START SUPPLIED MATERIAL

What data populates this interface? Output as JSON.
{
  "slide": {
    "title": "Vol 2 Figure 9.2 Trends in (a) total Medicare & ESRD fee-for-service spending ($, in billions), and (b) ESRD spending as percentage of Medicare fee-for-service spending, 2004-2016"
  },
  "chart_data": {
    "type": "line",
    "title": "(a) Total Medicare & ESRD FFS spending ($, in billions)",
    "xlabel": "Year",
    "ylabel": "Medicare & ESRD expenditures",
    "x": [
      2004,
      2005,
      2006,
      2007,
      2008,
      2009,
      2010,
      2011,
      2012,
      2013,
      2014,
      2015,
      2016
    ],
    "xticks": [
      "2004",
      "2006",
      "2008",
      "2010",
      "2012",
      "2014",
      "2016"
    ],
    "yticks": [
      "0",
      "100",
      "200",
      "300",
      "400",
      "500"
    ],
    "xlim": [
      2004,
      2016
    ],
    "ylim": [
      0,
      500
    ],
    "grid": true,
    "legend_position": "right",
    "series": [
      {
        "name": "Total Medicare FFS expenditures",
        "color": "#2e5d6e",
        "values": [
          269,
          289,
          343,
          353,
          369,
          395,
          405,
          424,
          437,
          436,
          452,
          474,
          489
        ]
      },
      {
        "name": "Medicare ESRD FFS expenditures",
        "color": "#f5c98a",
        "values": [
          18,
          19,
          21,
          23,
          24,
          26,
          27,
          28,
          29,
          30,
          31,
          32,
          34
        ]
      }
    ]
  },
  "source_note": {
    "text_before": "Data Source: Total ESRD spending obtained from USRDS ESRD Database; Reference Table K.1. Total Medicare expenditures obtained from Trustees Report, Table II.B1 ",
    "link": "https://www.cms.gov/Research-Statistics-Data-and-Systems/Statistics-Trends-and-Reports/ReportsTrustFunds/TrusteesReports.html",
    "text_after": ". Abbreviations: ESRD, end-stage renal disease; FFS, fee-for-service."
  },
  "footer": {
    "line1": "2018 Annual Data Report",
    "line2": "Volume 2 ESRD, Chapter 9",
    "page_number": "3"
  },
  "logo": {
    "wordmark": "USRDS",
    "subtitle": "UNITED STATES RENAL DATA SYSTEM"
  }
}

END SUPPLIED MATERIAL

Output all records verbatim.

* TASK OUTPUT
What data populates this interface? Output as JSON.
{
  "slide": {
    "title": "Vol 2 Figure 9.2 Trends in (a) total Medicare & ESRD fee-for-service spending ($, in billions), and (b) ESRD spending as percentage of Medicare fee-for-service spending, 2004-2016"
  },
  "chart_data": {
    "type": "line",
    "title": "(a) Total Medicare & ESRD FFS spending ($, in billions)",
    "xlabel": "Year",
    "ylabel": "Medicare & ESRD expenditures",
    "x": [
      2004,
      2005,
      2006,
      2007,
      2008,
      2009,
      2010,
      2011,
      2012,
      2013,
      2014,
      2015,
      2016
    ],
    "xticks": [
      "2004",
      "2006",
      "2008",
      "2010",
      "2012",
      "2014",
      "2016"
    ],
    "yticks": [
      "0",
      "100",
      "200",
      "300",
      "400",
      "500"
    ],
    "xlim": [
      2004,
      2016
    ],
    "ylim": [
      0,
      500
    ],
    "grid": true,
    "legend_position": "right",
    "series": [
      {
        "name": "Total Medicare FFS expenditures",
        "color": "#2e5d6e",
        "values": [
          269,
          289,
          343,
          353,
          369,
          395,
          405,
          424,
          437,
          436,
          452,
          474,
          489
        ]
      },
      {
        "name": "Medicare ESRD FFS expenditures",
        "color": "#f5c98a",
        "values": [
          18,
          19,
          21,
          23,
          24,
          26,
          27,
          28,
          29,
          30,
          31,
          32,
          34
        ]
      }
    ]
  },
  "source_note": {
    "text_before": "Data Source: Total ESRD spending obtained from USRDS ESRD Database; Reference Table K.1. Total Medicare expenditures obtained from Trustees Report, Table II.B1 ",
    "link": "https://www.cms.gov/Research-Statistics-Data-and-Systems/Statistics-Trends-and-Reports/ReportsTrustFunds/TrusteesReports.html",
    "text_after": ". Abbreviations: ESRD, end-stage renal disease; FFS, fee-for-service."
  },
  "footer": {
    "line1": "2018 Annual Data Report",
    "line2": "Volume 2 ESRD, Chapter 9",
    "page_number": "3"
  },
  "logo": {
    "wordmark": "USRDS",
    "subtitle": "UNITED STATES RENAL DATA SYSTEM"
  }
}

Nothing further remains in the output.